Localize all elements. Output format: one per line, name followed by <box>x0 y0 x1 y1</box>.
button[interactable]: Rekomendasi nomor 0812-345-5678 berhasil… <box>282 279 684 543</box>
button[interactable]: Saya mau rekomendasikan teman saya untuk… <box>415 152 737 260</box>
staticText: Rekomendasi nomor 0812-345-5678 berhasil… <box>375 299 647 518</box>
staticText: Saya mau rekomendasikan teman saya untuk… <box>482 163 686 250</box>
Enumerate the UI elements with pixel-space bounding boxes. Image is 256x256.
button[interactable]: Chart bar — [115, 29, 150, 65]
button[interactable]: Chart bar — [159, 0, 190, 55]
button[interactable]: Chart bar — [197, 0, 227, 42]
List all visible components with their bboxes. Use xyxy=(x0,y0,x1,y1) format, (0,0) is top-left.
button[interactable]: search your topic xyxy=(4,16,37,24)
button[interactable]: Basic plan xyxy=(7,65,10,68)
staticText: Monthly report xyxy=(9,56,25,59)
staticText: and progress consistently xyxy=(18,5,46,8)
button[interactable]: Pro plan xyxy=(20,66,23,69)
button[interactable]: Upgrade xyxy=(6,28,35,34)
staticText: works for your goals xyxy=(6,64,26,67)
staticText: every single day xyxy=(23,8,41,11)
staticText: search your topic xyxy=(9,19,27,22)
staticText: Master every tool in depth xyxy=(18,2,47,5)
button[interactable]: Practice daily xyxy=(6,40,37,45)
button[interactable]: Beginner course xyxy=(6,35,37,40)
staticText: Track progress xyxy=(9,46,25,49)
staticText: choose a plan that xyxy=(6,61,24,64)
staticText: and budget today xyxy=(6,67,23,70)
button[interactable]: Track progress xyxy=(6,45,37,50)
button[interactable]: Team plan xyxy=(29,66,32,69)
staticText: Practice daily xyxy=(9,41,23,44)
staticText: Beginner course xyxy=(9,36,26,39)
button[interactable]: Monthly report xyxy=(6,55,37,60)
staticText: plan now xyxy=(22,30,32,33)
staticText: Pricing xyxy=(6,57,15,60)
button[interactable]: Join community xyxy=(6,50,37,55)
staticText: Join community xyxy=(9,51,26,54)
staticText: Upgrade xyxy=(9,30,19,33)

▶ **Exercise goal**: Starting at the beginning of the items and going on through the line with "button[interactable]: Chart bar — [197, 0, 227, 42]", write those lines out again with "Enumerate" switched to "List" and everything else unchanged.

▶ **The output**:
Localize all elements. Output format: one per line, name followed by <box>x0 y0 x1 y1</box>.
button[interactable]: Rekomendasi nomor 0812-345-5678 berhasil… <box>282 279 684 543</box>
button[interactable]: Saya mau rekomendasikan teman saya untuk… <box>415 152 737 260</box>
staticText: Rekomendasi nomor 0812-345-5678 berhasil… <box>375 299 647 518</box>
staticText: Saya mau rekomendasikan teman saya untuk… <box>482 163 686 250</box>
List the UI elements with pixel-space bounding boxes. Image is 256x256.
button[interactable]: Chart bar — [115, 29, 150, 65]
button[interactable]: Chart bar — [159, 0, 190, 55]
button[interactable]: Chart bar — [197, 0, 227, 42]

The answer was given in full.